[A block of data]
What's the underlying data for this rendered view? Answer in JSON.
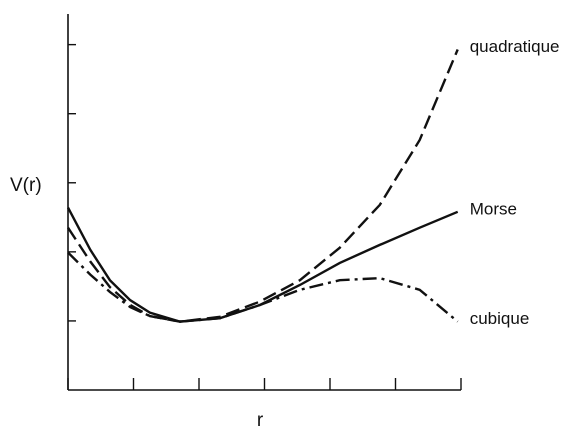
{
  "chart_data": {
    "type": "line",
    "ylabel": "V(r)",
    "xlabel": "r",
    "x": [
      0,
      0.34,
      0.64,
      0.95,
      1.25,
      1.71,
      2.32,
      2.93,
      3.54,
      4.15,
      4.76,
      5.37,
      5.95
    ],
    "series": [
      {
        "name": "quadratique",
        "color": "#111111",
        "style": "dashed",
        "values": [
          2.35,
          1.86,
          1.49,
          1.23,
          1.07,
          0.99,
          1.06,
          1.28,
          1.59,
          2.06,
          2.68,
          3.62,
          4.93
        ]
      },
      {
        "name": "Morse",
        "color": "#111111",
        "style": "solid",
        "values": [
          2.64,
          2.03,
          1.59,
          1.3,
          1.12,
          0.99,
          1.04,
          1.23,
          1.52,
          1.84,
          2.1,
          2.35,
          2.58
        ]
      },
      {
        "name": "cubique",
        "color": "#111111",
        "style": "dashdot",
        "values": [
          1.99,
          1.67,
          1.42,
          1.2,
          1.07,
          0.99,
          1.04,
          1.23,
          1.45,
          1.59,
          1.62,
          1.45,
          0.99
        ]
      }
    ],
    "xlim": [
      0,
      6
    ],
    "xticks": [
      0,
      1,
      2,
      3,
      4,
      5,
      6
    ],
    "ylim": [
      0,
      5.4
    ],
    "yticks": [
      1,
      2,
      3,
      4,
      5
    ],
    "grid": false
  }
}
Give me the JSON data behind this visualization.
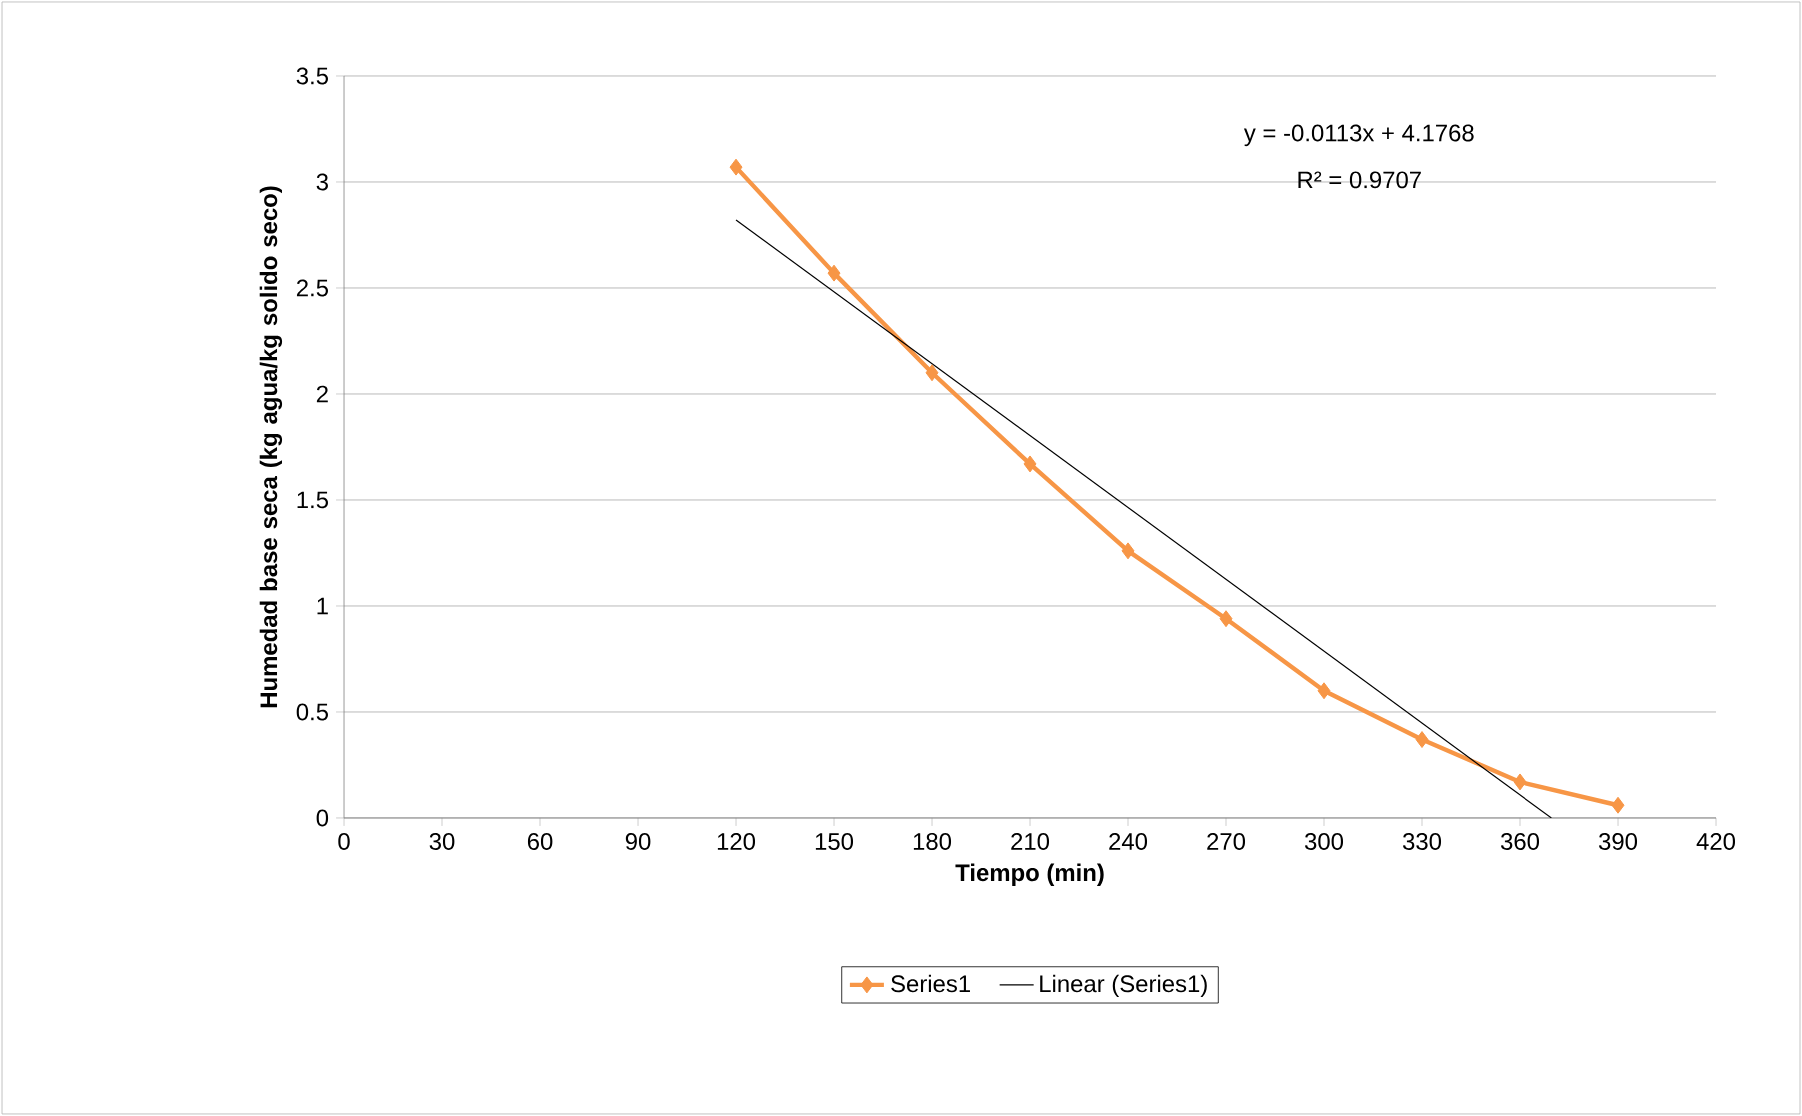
{
  "chart_data": {
    "type": "line",
    "xlabel": "Tiempo (min)",
    "ylabel": "Humedad base seca (kg agua/kg solido seco)",
    "x": [
      120,
      150,
      180,
      210,
      240,
      270,
      300,
      330,
      360,
      390
    ],
    "series": [
      {
        "name": "Series1",
        "color": "#f79646",
        "values": [
          3.07,
          2.57,
          2.1,
          1.67,
          1.26,
          0.94,
          0.6,
          0.37,
          0.17,
          0.06
        ]
      },
      {
        "name": "Linear (Series1)",
        "type": "line",
        "marker": "none",
        "color": "#000000",
        "x": [
          120,
          369.6
        ],
        "values": [
          2.8208,
          0
        ]
      }
    ],
    "annotations": [
      "y = -0.0113x + 4.1768",
      "R² = 0.9707"
    ],
    "xlim": [
      0,
      420
    ],
    "xticks": [
      0,
      30,
      60,
      90,
      120,
      150,
      180,
      210,
      240,
      270,
      300,
      330,
      360,
      390,
      420
    ],
    "ylim": [
      0,
      3.5
    ],
    "yticks": [
      0,
      0.5,
      1,
      1.5,
      2,
      2.5,
      3,
      3.5
    ],
    "grid": "y",
    "legend": "bottom",
    "marker": "diamond",
    "line_style": "solid"
  }
}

■ **What to work on**:
Reproduce the full material exactly, excluding the pictures.

■ **Answer to this problem**:
What's the underlying data for this rendered view? Answer in JSON.
{
  "chart_data": {
    "type": "line",
    "ylabel": "V(r)",
    "xlabel": "r",
    "x": [
      0,
      0.34,
      0.64,
      0.95,
      1.25,
      1.71,
      2.32,
      2.93,
      3.54,
      4.15,
      4.76,
      5.37,
      5.95
    ],
    "series": [
      {
        "name": "quadratique",
        "color": "#111111",
        "style": "dashed",
        "values": [
          2.35,
          1.86,
          1.49,
          1.23,
          1.07,
          0.99,
          1.06,
          1.28,
          1.59,
          2.06,
          2.68,
          3.62,
          4.93
        ]
      },
      {
        "name": "Morse",
        "color": "#111111",
        "style": "solid",
        "values": [
          2.64,
          2.03,
          1.59,
          1.3,
          1.12,
          0.99,
          1.04,
          1.23,
          1.52,
          1.84,
          2.1,
          2.35,
          2.58
        ]
      },
      {
        "name": "cubique",
        "color": "#111111",
        "style": "dashdot",
        "values": [
          1.99,
          1.67,
          1.42,
          1.2,
          1.07,
          0.99,
          1.04,
          1.23,
          1.45,
          1.59,
          1.62,
          1.45,
          0.99
        ]
      }
    ],
    "xlim": [
      0,
      6
    ],
    "xticks": [
      0,
      1,
      2,
      3,
      4,
      5,
      6
    ],
    "ylim": [
      0,
      5.4
    ],
    "yticks": [
      1,
      2,
      3,
      4,
      5
    ],
    "grid": false
  }
}
Give me the JSON data behind this visualization.
{
  "chart_data": {
    "type": "line",
    "xlabel": "Tiempo (min)",
    "ylabel": "Humedad base seca (kg agua/kg solido seco)",
    "x": [
      120,
      150,
      180,
      210,
      240,
      270,
      300,
      330,
      360,
      390
    ],
    "series": [
      {
        "name": "Series1",
        "color": "#f79646",
        "values": [
          3.07,
          2.57,
          2.1,
          1.67,
          1.26,
          0.94,
          0.6,
          0.37,
          0.17,
          0.06
        ]
      },
      {
        "name": "Linear (Series1)",
        "type": "line",
        "marker": "none",
        "color": "#000000",
        "x": [
          120,
          369.6
        ],
        "values": [
          2.8208,
          0
        ]
      }
    ],
    "annotations": [
      "y = -0.0113x + 4.1768",
      "R² = 0.9707"
    ],
    "xlim": [
      0,
      420
    ],
    "xticks": [
      0,
      30,
      60,
      90,
      120,
      150,
      180,
      210,
      240,
      270,
      300,
      330,
      360,
      390,
      420
    ],
    "ylim": [
      0,
      3.5
    ],
    "yticks": [
      0,
      0.5,
      1,
      1.5,
      2,
      2.5,
      3,
      3.5
    ],
    "grid": "y",
    "legend": "bottom",
    "marker": "diamond",
    "line_style": "solid"
  }
}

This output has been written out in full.